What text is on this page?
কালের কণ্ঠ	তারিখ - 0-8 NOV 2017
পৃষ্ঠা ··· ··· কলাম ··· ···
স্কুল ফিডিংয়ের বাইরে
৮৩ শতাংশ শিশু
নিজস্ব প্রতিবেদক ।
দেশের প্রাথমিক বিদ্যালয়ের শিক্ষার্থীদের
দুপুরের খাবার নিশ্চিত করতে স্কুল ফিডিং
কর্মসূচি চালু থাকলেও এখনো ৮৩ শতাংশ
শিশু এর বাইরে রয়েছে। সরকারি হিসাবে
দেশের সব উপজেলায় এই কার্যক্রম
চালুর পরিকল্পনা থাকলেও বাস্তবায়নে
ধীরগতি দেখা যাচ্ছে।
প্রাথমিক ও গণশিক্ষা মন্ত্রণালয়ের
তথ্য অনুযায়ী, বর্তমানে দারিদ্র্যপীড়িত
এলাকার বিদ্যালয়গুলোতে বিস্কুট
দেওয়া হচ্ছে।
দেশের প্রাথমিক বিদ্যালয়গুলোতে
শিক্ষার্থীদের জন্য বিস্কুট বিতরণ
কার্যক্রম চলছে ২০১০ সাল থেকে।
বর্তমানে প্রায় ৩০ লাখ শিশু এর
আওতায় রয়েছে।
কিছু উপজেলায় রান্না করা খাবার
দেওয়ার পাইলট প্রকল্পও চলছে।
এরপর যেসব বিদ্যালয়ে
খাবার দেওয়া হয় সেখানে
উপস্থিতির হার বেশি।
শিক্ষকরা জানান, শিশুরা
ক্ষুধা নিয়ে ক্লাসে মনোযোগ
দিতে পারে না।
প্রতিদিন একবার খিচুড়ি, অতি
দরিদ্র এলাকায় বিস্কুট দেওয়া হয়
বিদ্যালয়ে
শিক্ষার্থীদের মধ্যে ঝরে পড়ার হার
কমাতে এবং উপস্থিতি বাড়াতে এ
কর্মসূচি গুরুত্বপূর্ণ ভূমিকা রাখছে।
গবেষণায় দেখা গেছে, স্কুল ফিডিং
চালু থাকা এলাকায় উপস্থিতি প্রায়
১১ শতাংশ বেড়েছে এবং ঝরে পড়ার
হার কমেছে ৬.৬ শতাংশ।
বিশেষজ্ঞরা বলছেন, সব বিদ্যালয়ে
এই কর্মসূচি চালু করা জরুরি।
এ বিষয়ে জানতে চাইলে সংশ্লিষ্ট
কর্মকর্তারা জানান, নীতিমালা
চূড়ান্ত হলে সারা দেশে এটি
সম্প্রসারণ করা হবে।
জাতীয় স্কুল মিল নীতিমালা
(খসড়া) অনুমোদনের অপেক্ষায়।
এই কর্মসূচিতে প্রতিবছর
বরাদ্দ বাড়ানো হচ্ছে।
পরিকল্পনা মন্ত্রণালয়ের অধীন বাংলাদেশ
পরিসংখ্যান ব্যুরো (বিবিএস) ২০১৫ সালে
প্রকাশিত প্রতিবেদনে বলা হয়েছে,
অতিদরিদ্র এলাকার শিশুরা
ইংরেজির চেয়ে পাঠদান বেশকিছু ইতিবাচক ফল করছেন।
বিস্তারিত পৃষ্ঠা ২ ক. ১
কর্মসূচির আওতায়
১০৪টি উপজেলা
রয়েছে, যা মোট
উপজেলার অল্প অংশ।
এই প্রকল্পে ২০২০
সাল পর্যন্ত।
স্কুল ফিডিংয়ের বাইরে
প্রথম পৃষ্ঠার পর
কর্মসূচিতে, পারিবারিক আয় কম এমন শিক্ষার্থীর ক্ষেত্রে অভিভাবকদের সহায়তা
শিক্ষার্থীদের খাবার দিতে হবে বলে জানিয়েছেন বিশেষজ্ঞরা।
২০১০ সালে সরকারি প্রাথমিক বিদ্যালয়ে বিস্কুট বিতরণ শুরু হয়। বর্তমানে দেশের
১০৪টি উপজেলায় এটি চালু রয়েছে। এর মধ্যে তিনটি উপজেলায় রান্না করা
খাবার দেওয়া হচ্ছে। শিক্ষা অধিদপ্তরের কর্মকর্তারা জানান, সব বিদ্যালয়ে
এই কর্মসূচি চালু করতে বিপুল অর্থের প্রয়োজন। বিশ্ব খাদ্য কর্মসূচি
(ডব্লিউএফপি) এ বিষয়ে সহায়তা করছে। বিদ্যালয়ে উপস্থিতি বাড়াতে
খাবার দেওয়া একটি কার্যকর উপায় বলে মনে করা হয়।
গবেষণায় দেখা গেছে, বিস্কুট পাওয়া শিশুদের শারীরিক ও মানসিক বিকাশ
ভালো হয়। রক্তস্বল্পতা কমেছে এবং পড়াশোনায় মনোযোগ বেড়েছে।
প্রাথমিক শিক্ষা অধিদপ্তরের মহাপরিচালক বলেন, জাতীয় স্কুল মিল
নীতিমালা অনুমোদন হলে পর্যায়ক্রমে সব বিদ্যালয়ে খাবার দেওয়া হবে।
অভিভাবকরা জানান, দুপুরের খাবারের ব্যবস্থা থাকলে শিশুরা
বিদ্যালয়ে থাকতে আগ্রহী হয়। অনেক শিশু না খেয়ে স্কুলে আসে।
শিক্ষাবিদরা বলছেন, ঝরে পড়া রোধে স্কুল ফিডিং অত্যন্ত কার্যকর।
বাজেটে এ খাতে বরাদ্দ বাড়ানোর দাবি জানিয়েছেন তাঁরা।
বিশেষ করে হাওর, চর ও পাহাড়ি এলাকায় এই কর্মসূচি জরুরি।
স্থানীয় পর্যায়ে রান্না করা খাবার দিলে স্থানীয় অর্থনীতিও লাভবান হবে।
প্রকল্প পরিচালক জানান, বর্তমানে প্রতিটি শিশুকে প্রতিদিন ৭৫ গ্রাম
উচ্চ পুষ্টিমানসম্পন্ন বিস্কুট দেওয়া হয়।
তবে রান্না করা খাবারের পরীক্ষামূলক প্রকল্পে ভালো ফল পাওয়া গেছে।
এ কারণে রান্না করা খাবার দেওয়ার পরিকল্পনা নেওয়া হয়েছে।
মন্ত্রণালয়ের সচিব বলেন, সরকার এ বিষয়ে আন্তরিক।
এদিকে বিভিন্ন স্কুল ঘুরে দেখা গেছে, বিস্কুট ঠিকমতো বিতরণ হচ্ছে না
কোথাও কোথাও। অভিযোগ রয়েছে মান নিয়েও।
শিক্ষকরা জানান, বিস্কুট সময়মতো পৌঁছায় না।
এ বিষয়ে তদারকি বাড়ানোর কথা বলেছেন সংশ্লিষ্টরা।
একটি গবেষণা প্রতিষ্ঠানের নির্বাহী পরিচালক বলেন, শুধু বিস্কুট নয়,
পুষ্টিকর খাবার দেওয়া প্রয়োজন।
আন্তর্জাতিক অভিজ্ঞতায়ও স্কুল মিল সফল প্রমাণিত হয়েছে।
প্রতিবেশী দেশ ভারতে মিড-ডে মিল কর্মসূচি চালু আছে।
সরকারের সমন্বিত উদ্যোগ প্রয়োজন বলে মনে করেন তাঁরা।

______________________________

# Work to be completed:
Your task is to repeat every entry exactly.

# The output:
What text is on this page?
কালের কণ্ঠ	তারিখ - 0-8 NOV 2017
পৃষ্ঠা ··· ··· কলাম ··· ···
স্কুল ফিডিংয়ের বাইরে
৮৩ শতাংশ শিশু
নিজস্ব প্রতিবেদক ।
দেশের প্রাথমিক বিদ্যালয়ের শিক্ষার্থীদের
দুপুরের খাবার নিশ্চিত করতে স্কুল ফিডিং
কর্মসূচি চালু থাকলেও এখনো ৮৩ শতাংশ
শিশু এর বাইরে রয়েছে। সরকারি হিসাবে
দেশের সব উপজেলায় এই কার্যক্রম
চালুর পরিকল্পনা থাকলেও বাস্তবায়নে
ধীরগতি দেখা যাচ্ছে।
প্রাথমিক ও গণশিক্ষা মন্ত্রণালয়ের
তথ্য অনুযায়ী, বর্তমানে দারিদ্র্যপীড়িত
এলাকার বিদ্যালয়গুলোতে বিস্কুট
দেওয়া হচ্ছে।
দেশের প্রাথমিক বিদ্যালয়গুলোতে
শিক্ষার্থীদের জন্য বিস্কুট বিতরণ
কার্যক্রম চলছে ২০১০ সাল থেকে।
বর্তমানে প্রায় ৩০ লাখ শিশু এর
আওতায় রয়েছে।
কিছু উপজেলায় রান্না করা খাবার
দেওয়ার পাইলট প্রকল্পও চলছে।
এরপর যেসব বিদ্যালয়ে
খাবার দেওয়া হয় সেখানে
উপস্থিতির হার বেশি।
শিক্ষকরা জানান, শিশুরা
ক্ষুধা নিয়ে ক্লাসে মনোযোগ
দিতে পারে না।
প্রতিদিন একবার খিচুড়ি, অতি
দরিদ্র এলাকায় বিস্কুট দেওয়া হয়
বিদ্যালয়ে
শিক্ষার্থীদের মধ্যে ঝরে পড়ার হার
কমাতে এবং উপস্থিতি বাড়াতে এ
কর্মসূচি গুরুত্বপূর্ণ ভূমিকা রাখছে।
গবেষণায় দেখা গেছে, স্কুল ফিডিং
চালু থাকা এলাকায় উপস্থিতি প্রায়
১১ শতাংশ বেড়েছে এবং ঝরে পড়ার
হার কমেছে ৬.৬ শতাংশ।
বিশেষজ্ঞরা বলছেন, সব বিদ্যালয়ে
এই কর্মসূচি চালু করা জরুরি।
এ বিষয়ে জানতে চাইলে সংশ্লিষ্ট
কর্মকর্তারা জানান, নীতিমালা
চূড়ান্ত হলে সারা দেশে এটি
সম্প্রসারণ করা হবে।
জাতীয় স্কুল মিল নীতিমালা
(খসড়া) অনুমোদনের অপেক্ষায়।
এই কর্মসূচিতে প্রতিবছর
বরাদ্দ বাড়ানো হচ্ছে।
পরিকল্পনা মন্ত্রণালয়ের অধীন বাংলাদেশ
পরিসংখ্যান ব্যুরো (বিবিএস) ২০১৫ সালে
প্রকাশিত প্রতিবেদনে বলা হয়েছে,
অতিদরিদ্র এলাকার শিশুরা
ইংরেজির চেয়ে পাঠদান বেশকিছু ইতিবাচক ফল করছেন।
বিস্তারিত পৃষ্ঠা ২ ক. ১
কর্মসূচির আওতায়
১০৪টি উপজেলা
রয়েছে, যা মোট
উপজেলার অল্প অংশ।
এই প্রকল্পে ২০২০
সাল পর্যন্ত।
স্কুল ফিডিংয়ের বাইরে
প্রথম পৃষ্ঠার পর
কর্মসূচিতে, পারিবারিক আয় কম এমন শিক্ষার্থীর ক্ষেত্রে অভিভাবকদের সহায়তা
শিক্ষার্থীদের খাবার দিতে হবে বলে জানিয়েছেন বিশেষজ্ঞরা।
২০১০ সালে সরকারি প্রাথমিক বিদ্যালয়ে বিস্কুট বিতরণ শুরু হয়। বর্তমানে দেশের
১০৪টি উপজেলায় এটি চালু রয়েছে। এর মধ্যে তিনটি উপজেলায় রান্না করা
খাবার দেওয়া হচ্ছে। শিক্ষা অধিদপ্তরের কর্মকর্তারা জানান, সব বিদ্যালয়ে
এই কর্মসূচি চালু করতে বিপুল অর্থের প্রয়োজন। বিশ্ব খাদ্য কর্মসূচি
(ডব্লিউএফপি) এ বিষয়ে সহায়তা করছে। বিদ্যালয়ে উপস্থিতি বাড়াতে
খাবার দেওয়া একটি কার্যকর উপায় বলে মনে করা হয়।
গবেষণায় দেখা গেছে, বিস্কুট পাওয়া শিশুদের শারীরিক ও মানসিক বিকাশ
ভালো হয়। রক্তস্বল্পতা কমেছে এবং পড়াশোনায় মনোযোগ বেড়েছে।
প্রাথমিক শিক্ষা অধিদপ্তরের মহাপরিচালক বলেন, জাতীয় স্কুল মিল
নীতিমালা অনুমোদন হলে পর্যায়ক্রমে সব বিদ্যালয়ে খাবার দেওয়া হবে।
অভিভাবকরা জানান, দুপুরের খাবারের ব্যবস্থা থাকলে শিশুরা
বিদ্যালয়ে থাকতে আগ্রহী হয়। অনেক শিশু না খেয়ে স্কুলে আসে।
শিক্ষাবিদরা বলছেন, ঝরে পড়া রোধে স্কুল ফিডিং অত্যন্ত কার্যকর।
বাজেটে এ খাতে বরাদ্দ বাড়ানোর দাবি জানিয়েছেন তাঁরা।
বিশেষ করে হাওর, চর ও পাহাড়ি এলাকায় এই কর্মসূচি জরুরি।
স্থানীয় পর্যায়ে রান্না করা খাবার দিলে স্থানীয় অর্থনীতিও লাভবান হবে।
প্রকল্প পরিচালক জানান, বর্তমানে প্রতিটি শিশুকে প্রতিদিন ৭৫ গ্রাম
উচ্চ পুষ্টিমানসম্পন্ন বিস্কুট দেওয়া হয়।
তবে রান্না করা খাবারের পরীক্ষামূলক প্রকল্পে ভালো ফল পাওয়া গেছে।
এ কারণে রান্না করা খাবার দেওয়ার পরিকল্পনা নেওয়া হয়েছে।
মন্ত্রণালয়ের সচিব বলেন, সরকার এ বিষয়ে আন্তরিক।
এদিকে বিভিন্ন স্কুল ঘুরে দেখা গেছে, বিস্কুট ঠিকমতো বিতরণ হচ্ছে না
কোথাও কোথাও। অভিযোগ রয়েছে মান নিয়েও।
শিক্ষকরা জানান, বিস্কুট সময়মতো পৌঁছায় না।
এ বিষয়ে তদারকি বাড়ানোর কথা বলেছেন সংশ্লিষ্টরা।
একটি গবেষণা প্রতিষ্ঠানের নির্বাহী পরিচালক বলেন, শুধু বিস্কুট নয়,
পুষ্টিকর খাবার দেওয়া প্রয়োজন।
আন্তর্জাতিক অভিজ্ঞতায়ও স্কুল মিল সফল প্রমাণিত হয়েছে।
প্রতিবেশী দেশ ভারতে মিড-ডে মিল কর্মসূচি চালু আছে।
সরকারের সমন্বিত উদ্যোগ প্রয়োজন বলে মনে করেন তাঁরা।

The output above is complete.